* [The problem]:
Set down the data below without change, skipping the pictures it holds.

* [Supplied data]:

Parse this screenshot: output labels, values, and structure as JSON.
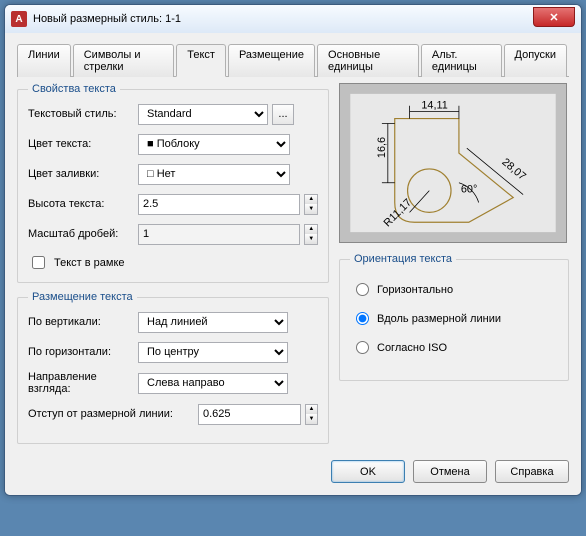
{
  "window": {
    "title": "Новый размерный стиль: 1-1"
  },
  "tabs": [
    "Линии",
    "Символы и стрелки",
    "Текст",
    "Размещение",
    "Основные единицы",
    "Альт. единицы",
    "Допуски"
  ],
  "active_tab": 2,
  "text_props": {
    "legend": "Свойства текста",
    "style_label": "Текстовый стиль:",
    "style_value": "Standard",
    "browse": "...",
    "color_label": "Цвет текста:",
    "color_value": "Поблоку",
    "fill_label": "Цвет заливки:",
    "fill_value": "Нет",
    "height_label": "Высота текста:",
    "height_value": "2.5",
    "frac_label": "Масштаб дробей:",
    "frac_value": "1",
    "frame_label": "Текст в рамке"
  },
  "placement": {
    "legend": "Размещение текста",
    "vert_label": "По вертикали:",
    "vert_value": "Над линией",
    "horiz_label": "По горизонтали:",
    "horiz_value": "По центру",
    "dir_label": "Направление взгляда:",
    "dir_value": "Слева направо",
    "offset_label": "Отступ от размерной линии:",
    "offset_value": "0.625"
  },
  "orientation": {
    "legend": "Ориентация текста",
    "opt1": "Горизонтально",
    "opt2": "Вдоль размерной линии",
    "opt3": "Согласно ISO"
  },
  "preview": {
    "d1": "14,11",
    "d2": "16,6",
    "d3": "28,07",
    "d4": "R11,17",
    "d5": "60°"
  },
  "buttons": {
    "ok": "OK",
    "cancel": "Отмена",
    "help": "Справка"
  }
}
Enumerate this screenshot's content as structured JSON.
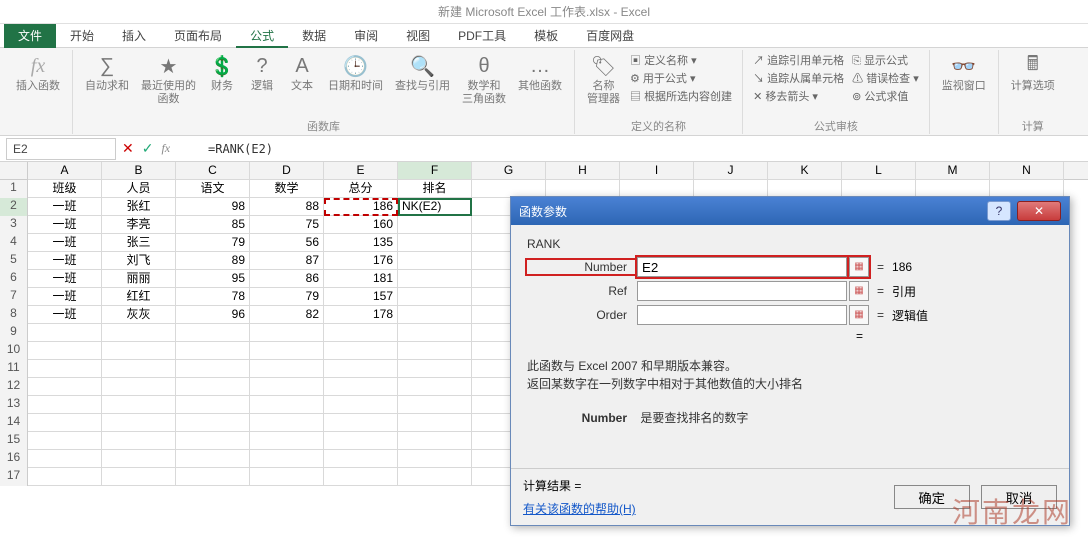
{
  "window": {
    "title": "新建 Microsoft Excel 工作表.xlsx - Excel"
  },
  "tabs": {
    "file": "文件",
    "items": [
      "开始",
      "插入",
      "页面布局",
      "公式",
      "数据",
      "审阅",
      "视图",
      "PDF工具",
      "模板",
      "百度网盘"
    ],
    "active_index": 3
  },
  "ribbon": {
    "insert_fn": "插入函数",
    "autosum": "自动求和",
    "recent": "最近使用的\n函数",
    "financial": "财务",
    "logical": "逻辑",
    "text": "文本",
    "datetime": "日期和时间",
    "lookup": "查找与引用",
    "math": "数学和\n三角函数",
    "more": "其他函数",
    "group_lib": "函数库",
    "name_mgr": "名称\n管理器",
    "def1": "定义名称",
    "def2": "用于公式",
    "def3": "根据所选内容创建",
    "group_names": "定义的名称",
    "aud1": "追踪引用单元格",
    "aud2": "追踪从属单元格",
    "aud3": "移去箭头",
    "aud4": "显示公式",
    "aud5": "错误检查",
    "aud6": "公式求值",
    "group_audit": "公式审核",
    "watch": "监视窗口",
    "calc": "计算选项",
    "group_calc": "计算"
  },
  "namebox": {
    "ref": "E2"
  },
  "formula_bar": {
    "text": "=RANK(E2)"
  },
  "columns": [
    "A",
    "B",
    "C",
    "D",
    "E",
    "F",
    "G",
    "H",
    "I",
    "J",
    "K",
    "L",
    "M",
    "N"
  ],
  "headers": {
    "A": "班级",
    "B": "人员",
    "C": "语文",
    "D": "数学",
    "E": "总分",
    "F": "排名"
  },
  "cell_F2_display": "NK(E2)",
  "rows": [
    {
      "A": "一班",
      "B": "张红",
      "C": "98",
      "D": "88",
      "E": "186"
    },
    {
      "A": "一班",
      "B": "李亮",
      "C": "85",
      "D": "75",
      "E": "160"
    },
    {
      "A": "一班",
      "B": "张三",
      "C": "79",
      "D": "56",
      "E": "135"
    },
    {
      "A": "一班",
      "B": "刘飞",
      "C": "89",
      "D": "87",
      "E": "176"
    },
    {
      "A": "一班",
      "B": "丽丽",
      "C": "95",
      "D": "86",
      "E": "181"
    },
    {
      "A": "一班",
      "B": "红红",
      "C": "78",
      "D": "79",
      "E": "157"
    },
    {
      "A": "一班",
      "B": "灰灰",
      "C": "96",
      "D": "82",
      "E": "178"
    }
  ],
  "dialog": {
    "title": "函数参数",
    "fn": "RANK",
    "args": {
      "number": {
        "label": "Number",
        "value": "E2",
        "result": "186"
      },
      "ref": {
        "label": "Ref",
        "value": "",
        "result": "引用"
      },
      "order": {
        "label": "Order",
        "value": "",
        "result": "逻辑值"
      }
    },
    "eq_partial": "=",
    "desc1": "此函数与 Excel 2007 和早期版本兼容。",
    "desc2": "返回某数字在一列数字中相对于其他数值的大小排名",
    "arg_help_name": "Number",
    "arg_help_text": "是要查找排名的数字",
    "result_label": "计算结果 =",
    "help_link": "有关该函数的帮助(H)",
    "ok": "确定",
    "cancel": "取消"
  },
  "watermark": "河南龙网"
}
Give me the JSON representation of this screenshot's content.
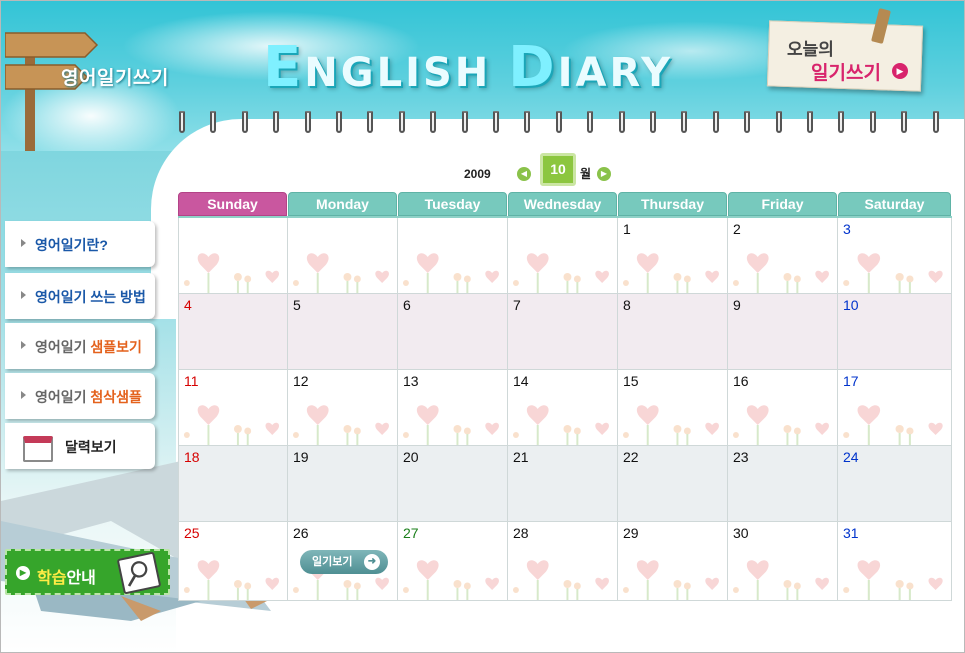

* [Answer to the task]:
Parse this screenshot: output labels, values, and structure as JSON.
{
  "window": {
    "title": "Новый размерный стиль: 1-1"
  },
  "tabs": [
    "Линии",
    "Символы и стрелки",
    "Текст",
    "Размещение",
    "Основные единицы",
    "Альт. единицы",
    "Допуски"
  ],
  "active_tab": 2,
  "text_props": {
    "legend": "Свойства текста",
    "style_label": "Текстовый стиль:",
    "style_value": "Standard",
    "browse": "...",
    "color_label": "Цвет текста:",
    "color_value": "Поблоку",
    "fill_label": "Цвет заливки:",
    "fill_value": "Нет",
    "height_label": "Высота текста:",
    "height_value": "2.5",
    "frac_label": "Масштаб дробей:",
    "frac_value": "1",
    "frame_label": "Текст в рамке"
  },
  "placement": {
    "legend": "Размещение текста",
    "vert_label": "По вертикали:",
    "vert_value": "Над линией",
    "horiz_label": "По горизонтали:",
    "horiz_value": "По центру",
    "dir_label": "Направление взгляда:",
    "dir_value": "Слева направо",
    "offset_label": "Отступ от размерной линии:",
    "offset_value": "0.625"
  },
  "orientation": {
    "legend": "Ориентация текста",
    "opt1": "Горизонтально",
    "opt2": "Вдоль размерной линии",
    "opt3": "Согласно ISO"
  },
  "preview": {
    "d1": "14,11",
    "d2": "16,6",
    "d3": "28,07",
    "d4": "R11,17",
    "d5": "60°"
  },
  "buttons": {
    "ok": "OK",
    "cancel": "Отмена",
    "help": "Справка"
  }
}
Enumerate this screenshot's content as structured JSON.
{
  "window": {
    "title": "新建 Microsoft Excel 工作表.xlsx - Excel"
  },
  "tabs": {
    "file": "文件",
    "items": [
      "开始",
      "插入",
      "页面布局",
      "公式",
      "数据",
      "审阅",
      "视图",
      "PDF工具",
      "模板",
      "百度网盘"
    ],
    "active_index": 3
  },
  "ribbon": {
    "insert_fn": "插入函数",
    "autosum": "自动求和",
    "recent": "最近使用的\n函数",
    "financial": "财务",
    "logical": "逻辑",
    "text": "文本",
    "datetime": "日期和时间",
    "lookup": "查找与引用",
    "math": "数学和\n三角函数",
    "more": "其他函数",
    "group_lib": "函数库",
    "name_mgr": "名称\n管理器",
    "def1": "定义名称",
    "def2": "用于公式",
    "def3": "根据所选内容创建",
    "group_names": "定义的名称",
    "aud1": "追踪引用单元格",
    "aud2": "追踪从属单元格",
    "aud3": "移去箭头",
    "aud4": "显示公式",
    "aud5": "错误检查",
    "aud6": "公式求值",
    "group_audit": "公式审核",
    "watch": "监视窗口",
    "calc": "计算选项",
    "group_calc": "计算"
  },
  "namebox": {
    "ref": "E2"
  },
  "formula_bar": {
    "text": "=RANK(E2)"
  },
  "columns": [
    "A",
    "B",
    "C",
    "D",
    "E",
    "F",
    "G",
    "H",
    "I",
    "J",
    "K",
    "L",
    "M",
    "N"
  ],
  "headers": {
    "A": "班级",
    "B": "人员",
    "C": "语文",
    "D": "数学",
    "E": "总分",
    "F": "排名"
  },
  "cell_F2_display": "NK(E2)",
  "rows": [
    {
      "A": "一班",
      "B": "张红",
      "C": "98",
      "D": "88",
      "E": "186"
    },
    {
      "A": "一班",
      "B": "李亮",
      "C": "85",
      "D": "75",
      "E": "160"
    },
    {
      "A": "一班",
      "B": "张三",
      "C": "79",
      "D": "56",
      "E": "135"
    },
    {
      "A": "一班",
      "B": "刘飞",
      "C": "89",
      "D": "87",
      "E": "176"
    },
    {
      "A": "一班",
      "B": "丽丽",
      "C": "95",
      "D": "86",
      "E": "181"
    },
    {
      "A": "一班",
      "B": "红红",
      "C": "78",
      "D": "79",
      "E": "157"
    },
    {
      "A": "一班",
      "B": "灰灰",
      "C": "96",
      "D": "82",
      "E": "178"
    }
  ],
  "dialog": {
    "title": "函数参数",
    "fn": "RANK",
    "args": {
      "number": {
        "label": "Number",
        "value": "E2",
        "result": "186"
      },
      "ref": {
        "label": "Ref",
        "value": "",
        "result": "引用"
      },
      "order": {
        "label": "Order",
        "value": "",
        "result": "逻辑值"
      }
    },
    "eq_partial": "=",
    "desc1": "此函数与 Excel 2007 和早期版本兼容。",
    "desc2": "返回某数字在一列数字中相对于其他数值的大小排名",
    "arg_help_name": "Number",
    "arg_help_text": "是要查找排名的数字",
    "result_label": "计算结果 =",
    "help_link": "有关该函数的帮助(H)",
    "ok": "确定",
    "cancel": "取消"
  },
  "watermark": "河南龙网"
}
Give me the JSON representation of this screenshot's content.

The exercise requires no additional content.